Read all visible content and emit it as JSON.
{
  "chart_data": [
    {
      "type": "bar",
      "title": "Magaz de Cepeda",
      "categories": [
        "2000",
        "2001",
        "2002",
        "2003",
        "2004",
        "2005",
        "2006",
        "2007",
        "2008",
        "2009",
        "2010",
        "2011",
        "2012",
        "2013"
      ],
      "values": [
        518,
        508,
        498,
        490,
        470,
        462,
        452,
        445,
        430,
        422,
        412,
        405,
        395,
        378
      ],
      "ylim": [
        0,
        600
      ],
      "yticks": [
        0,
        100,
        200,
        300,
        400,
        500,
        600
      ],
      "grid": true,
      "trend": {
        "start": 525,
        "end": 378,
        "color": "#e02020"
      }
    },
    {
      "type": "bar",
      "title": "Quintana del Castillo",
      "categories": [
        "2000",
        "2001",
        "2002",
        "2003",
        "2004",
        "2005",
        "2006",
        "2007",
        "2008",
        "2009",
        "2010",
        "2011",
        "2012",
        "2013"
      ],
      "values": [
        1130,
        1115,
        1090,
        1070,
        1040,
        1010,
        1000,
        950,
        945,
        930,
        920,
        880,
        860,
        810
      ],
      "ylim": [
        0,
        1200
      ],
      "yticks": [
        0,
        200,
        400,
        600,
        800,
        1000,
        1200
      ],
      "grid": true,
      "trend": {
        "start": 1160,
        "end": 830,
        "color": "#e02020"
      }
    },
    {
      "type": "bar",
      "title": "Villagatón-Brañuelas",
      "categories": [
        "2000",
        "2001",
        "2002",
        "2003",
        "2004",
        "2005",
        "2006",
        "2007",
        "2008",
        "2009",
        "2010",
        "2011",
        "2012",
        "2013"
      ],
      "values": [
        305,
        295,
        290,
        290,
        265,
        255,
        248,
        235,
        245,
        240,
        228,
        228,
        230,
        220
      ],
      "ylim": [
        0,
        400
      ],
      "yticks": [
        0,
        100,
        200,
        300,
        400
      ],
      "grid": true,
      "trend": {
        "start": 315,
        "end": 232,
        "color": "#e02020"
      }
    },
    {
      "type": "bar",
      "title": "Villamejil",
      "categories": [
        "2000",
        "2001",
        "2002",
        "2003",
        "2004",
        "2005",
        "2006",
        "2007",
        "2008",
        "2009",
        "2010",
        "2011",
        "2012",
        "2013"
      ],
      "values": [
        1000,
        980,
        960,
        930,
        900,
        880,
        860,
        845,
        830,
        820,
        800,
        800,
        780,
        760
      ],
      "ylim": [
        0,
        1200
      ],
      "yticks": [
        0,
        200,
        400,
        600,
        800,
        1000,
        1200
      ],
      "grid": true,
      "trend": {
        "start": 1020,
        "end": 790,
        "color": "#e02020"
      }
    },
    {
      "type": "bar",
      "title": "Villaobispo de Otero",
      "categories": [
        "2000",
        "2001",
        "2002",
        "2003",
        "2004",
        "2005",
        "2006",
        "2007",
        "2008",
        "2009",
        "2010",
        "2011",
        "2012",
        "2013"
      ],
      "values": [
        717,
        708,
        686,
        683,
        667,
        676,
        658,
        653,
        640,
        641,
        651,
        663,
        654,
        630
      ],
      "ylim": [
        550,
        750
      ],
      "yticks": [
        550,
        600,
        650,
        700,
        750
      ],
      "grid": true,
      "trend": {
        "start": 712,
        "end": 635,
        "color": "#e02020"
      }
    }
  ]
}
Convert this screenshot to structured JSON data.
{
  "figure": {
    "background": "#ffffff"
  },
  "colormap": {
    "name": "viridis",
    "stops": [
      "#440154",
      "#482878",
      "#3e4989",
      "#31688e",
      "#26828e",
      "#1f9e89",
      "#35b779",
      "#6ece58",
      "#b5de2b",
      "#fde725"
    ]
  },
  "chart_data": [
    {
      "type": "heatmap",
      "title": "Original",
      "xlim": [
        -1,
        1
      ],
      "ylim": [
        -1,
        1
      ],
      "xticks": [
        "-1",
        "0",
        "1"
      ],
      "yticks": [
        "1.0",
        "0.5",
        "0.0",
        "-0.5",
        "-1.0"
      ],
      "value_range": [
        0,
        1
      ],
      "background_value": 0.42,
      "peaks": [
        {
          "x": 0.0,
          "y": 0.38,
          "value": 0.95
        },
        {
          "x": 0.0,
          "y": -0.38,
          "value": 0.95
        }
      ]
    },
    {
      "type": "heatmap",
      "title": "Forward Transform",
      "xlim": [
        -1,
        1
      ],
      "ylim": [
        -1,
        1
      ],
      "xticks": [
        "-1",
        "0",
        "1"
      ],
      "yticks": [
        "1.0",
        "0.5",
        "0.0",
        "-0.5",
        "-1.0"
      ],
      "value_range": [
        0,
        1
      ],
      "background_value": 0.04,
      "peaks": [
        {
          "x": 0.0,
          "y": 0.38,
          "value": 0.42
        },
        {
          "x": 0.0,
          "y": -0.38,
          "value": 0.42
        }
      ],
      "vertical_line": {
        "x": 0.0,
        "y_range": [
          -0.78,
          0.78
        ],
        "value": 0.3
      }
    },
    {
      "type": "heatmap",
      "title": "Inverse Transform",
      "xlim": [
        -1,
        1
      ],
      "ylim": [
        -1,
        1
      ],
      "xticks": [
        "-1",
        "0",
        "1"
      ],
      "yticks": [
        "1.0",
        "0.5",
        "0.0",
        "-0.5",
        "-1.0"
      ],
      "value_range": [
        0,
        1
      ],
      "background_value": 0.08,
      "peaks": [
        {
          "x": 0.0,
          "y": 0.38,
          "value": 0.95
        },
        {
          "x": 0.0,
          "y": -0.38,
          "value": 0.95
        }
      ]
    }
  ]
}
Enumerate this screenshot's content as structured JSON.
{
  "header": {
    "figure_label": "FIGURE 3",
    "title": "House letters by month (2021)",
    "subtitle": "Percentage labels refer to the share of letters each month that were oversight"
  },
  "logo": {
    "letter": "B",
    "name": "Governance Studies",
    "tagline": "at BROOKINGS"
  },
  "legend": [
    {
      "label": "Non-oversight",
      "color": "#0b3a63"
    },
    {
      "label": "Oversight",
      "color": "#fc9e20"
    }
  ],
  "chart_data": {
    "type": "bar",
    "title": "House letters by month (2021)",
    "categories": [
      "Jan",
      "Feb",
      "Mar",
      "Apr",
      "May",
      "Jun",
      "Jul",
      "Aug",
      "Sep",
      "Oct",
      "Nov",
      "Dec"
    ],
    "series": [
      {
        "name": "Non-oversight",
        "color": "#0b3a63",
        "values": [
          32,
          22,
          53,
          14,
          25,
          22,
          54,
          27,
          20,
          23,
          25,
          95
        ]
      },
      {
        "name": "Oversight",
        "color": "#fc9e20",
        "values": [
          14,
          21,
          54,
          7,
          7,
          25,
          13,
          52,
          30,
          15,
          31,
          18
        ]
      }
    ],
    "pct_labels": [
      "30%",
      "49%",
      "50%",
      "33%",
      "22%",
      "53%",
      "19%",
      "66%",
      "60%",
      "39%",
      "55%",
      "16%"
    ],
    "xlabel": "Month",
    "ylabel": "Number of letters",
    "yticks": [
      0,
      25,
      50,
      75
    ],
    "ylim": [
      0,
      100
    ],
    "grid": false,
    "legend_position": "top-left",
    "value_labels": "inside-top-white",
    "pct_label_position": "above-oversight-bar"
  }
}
++++++++
• _GOAL_:
Retype the listing. Match it exactly.

• _EXERCISE ANSWER_:
Read all visible content and emit it as JSON.
{
  "chart_data": [
    {
      "type": "bar",
      "title": "Magaz de Cepeda",
      "categories": [
        "2000",
        "2001",
        "2002",
        "2003",
        "2004",
        "2005",
        "2006",
        "2007",
        "2008",
        "2009",
        "2010",
        "2011",
        "2012",
        "2013"
      ],
      "values": [
        518,
        508,
        498,
        490,
        470,
        462,
        452,
        445,
        430,
        422,
        412,
        405,
        395,
        378
      ],
      "ylim": [
        0,
        600
      ],
      "yticks": [
        0,
        100,
        200,
        300,
        400,
        500,
        600
      ],
      "grid": true,
      "trend": {
        "start": 525,
        "end": 378,
        "color": "#e02020"
      }
    },
    {
      "type": "bar",
      "title": "Quintana del Castillo",
      "categories": [
        "2000",
        "2001",
        "2002",
        "2003",
        "2004",
        "2005",
        "2006",
        "2007",
        "2008",
        "2009",
        "2010",
        "2011",
        "2012",
        "2013"
      ],
      "values": [
        1130,
        1115,
        1090,
        1070,
        1040,
        1010,
        1000,
        950,
        945,
        930,
        920,
        880,
        860,
        810
      ],
      "ylim": [
        0,
        1200
      ],
      "yticks": [
        0,
        200,
        400,
        600,
        800,
        1000,
        1200
      ],
      "grid": true,
      "trend": {
        "start": 1160,
        "end": 830,
        "color": "#e02020"
      }
    },
    {
      "type": "bar",
      "title": "Villagatón-Brañuelas",
      "categories": [
        "2000",
        "2001",
        "2002",
        "2003",
        "2004",
        "2005",
        "2006",
        "2007",
        "2008",
        "2009",
        "2010",
        "2011",
        "2012",
        "2013"
      ],
      "values": [
        305,
        295,
        290,
        290,
        265,
        255,
        248,
        235,
        245,
        240,
        228,
        228,
        230,
        220
      ],
      "ylim": [
        0,
        400
      ],
      "yticks": [
        0,
        100,
        200,
        300,
        400
      ],
      "grid": true,
      "trend": {
        "start": 315,
        "end": 232,
        "color": "#e02020"
      }
    },
    {
      "type": "bar",
      "title": "Villamejil",
      "categories": [
        "2000",
        "2001",
        "2002",
        "2003",
        "2004",
        "2005",
        "2006",
        "2007",
        "2008",
        "2009",
        "2010",
        "2011",
        "2012",
        "2013"
      ],
      "values": [
        1000,
        980,
        960,
        930,
        900,
        880,
        860,
        845,
        830,
        820,
        800,
        800,
        780,
        760
      ],
      "ylim": [
        0,
        1200
      ],
      "yticks": [
        0,
        200,
        400,
        600,
        800,
        1000,
        1200
      ],
      "grid": true,
      "trend": {
        "start": 1020,
        "end": 790,
        "color": "#e02020"
      }
    },
    {
      "type": "bar",
      "title": "Villaobispo de Otero",
      "categories": [
        "2000",
        "2001",
        "2002",
        "2003",
        "2004",
        "2005",
        "2006",
        "2007",
        "2008",
        "2009",
        "2010",
        "2011",
        "2012",
        "2013"
      ],
      "values": [
        717,
        708,
        686,
        683,
        667,
        676,
        658,
        653,
        640,
        641,
        651,
        663,
        654,
        630
      ],
      "ylim": [
        550,
        750
      ],
      "yticks": [
        550,
        600,
        650,
        700,
        750
      ],
      "grid": true,
      "trend": {
        "start": 712,
        "end": 635,
        "color": "#e02020"
      }
    }
  ]
}
Convert this screenshot to structured JSON data.
{
  "figure": {
    "background": "#ffffff"
  },
  "colormap": {
    "name": "viridis",
    "stops": [
      "#440154",
      "#482878",
      "#3e4989",
      "#31688e",
      "#26828e",
      "#1f9e89",
      "#35b779",
      "#6ece58",
      "#b5de2b",
      "#fde725"
    ]
  },
  "chart_data": [
    {
      "type": "heatmap",
      "title": "Original",
      "xlim": [
        -1,
        1
      ],
      "ylim": [
        -1,
        1
      ],
      "xticks": [
        "-1",
        "0",
        "1"
      ],
      "yticks": [
        "1.0",
        "0.5",
        "0.0",
        "-0.5",
        "-1.0"
      ],
      "value_range": [
        0,
        1
      ],
      "background_value": 0.42,
      "peaks": [
        {
          "x": 0.0,
          "y": 0.38,
          "value": 0.95
        },
        {
          "x": 0.0,
          "y": -0.38,
          "value": 0.95
        }
      ]
    },
    {
      "type": "heatmap",
      "title": "Forward Transform",
      "xlim": [
        -1,
        1
      ],
      "ylim": [
        -1,
        1
      ],
      "xticks": [
        "-1",
        "0",
        "1"
      ],
      "yticks": [
        "1.0",
        "0.5",
        "0.0",
        "-0.5",
        "-1.0"
      ],
      "value_range": [
        0,
        1
      ],
      "background_value": 0.04,
      "peaks": [
        {
          "x": 0.0,
          "y": 0.38,
          "value": 0.42
        },
        {
          "x": 0.0,
          "y": -0.38,
          "value": 0.42
        }
      ],
      "vertical_line": {
        "x": 0.0,
        "y_range": [
          -0.78,
          0.78
        ],
        "value": 0.3
      }
    },
    {
      "type": "heatmap",
      "title": "Inverse Transform",
      "xlim": [
        -1,
        1
      ],
      "ylim": [
        -1,
        1
      ],
      "xticks": [
        "-1",
        "0",
        "1"
      ],
      "yticks": [
        "1.0",
        "0.5",
        "0.0",
        "-0.5",
        "-1.0"
      ],
      "value_range": [
        0,
        1
      ],
      "background_value": 0.08,
      "peaks": [
        {
          "x": 0.0,
          "y": 0.38,
          "value": 0.95
        },
        {
          "x": 0.0,
          "y": -0.38,
          "value": 0.95
        }
      ]
    }
  ]
}
Enumerate this screenshot's content as structured JSON.
{
  "header": {
    "figure_label": "FIGURE 3",
    "title": "House letters by month (2021)",
    "subtitle": "Percentage labels refer to the share of letters each month that were oversight"
  },
  "logo": {
    "letter": "B",
    "name": "Governance Studies",
    "tagline": "at BROOKINGS"
  },
  "legend": [
    {
      "label": "Non-oversight",
      "color": "#0b3a63"
    },
    {
      "label": "Oversight",
      "color": "#fc9e20"
    }
  ],
  "chart_data": {
    "type": "bar",
    "title": "House letters by month (2021)",
    "categories": [
      "Jan",
      "Feb",
      "Mar",
      "Apr",
      "May",
      "Jun",
      "Jul",
      "Aug",
      "Sep",
      "Oct",
      "Nov",
      "Dec"
    ],
    "series": [
      {
        "name": "Non-oversight",
        "color": "#0b3a63",
        "values": [
          32,
          22,
          53,
          14,
          25,
          22,
          54,
          27,
          20,
          23,
          25,
          95
        ]
      },
      {
        "name": "Oversight",
        "color": "#fc9e20",
        "values": [
          14,
          21,
          54,
          7,
          7,
          25,
          13,
          52,
          30,
          15,
          31,
          18
        ]
      }
    ],
    "pct_labels": [
      "30%",
      "49%",
      "50%",
      "33%",
      "22%",
      "53%",
      "19%",
      "66%",
      "60%",
      "39%",
      "55%",
      "16%"
    ],
    "xlabel": "Month",
    "ylabel": "Number of letters",
    "yticks": [
      0,
      25,
      50,
      75
    ],
    "ylim": [
      0,
      100
    ],
    "grid": false,
    "legend_position": "top-left",
    "value_labels": "inside-top-white",
    "pct_label_position": "above-oversight-bar"
  }
}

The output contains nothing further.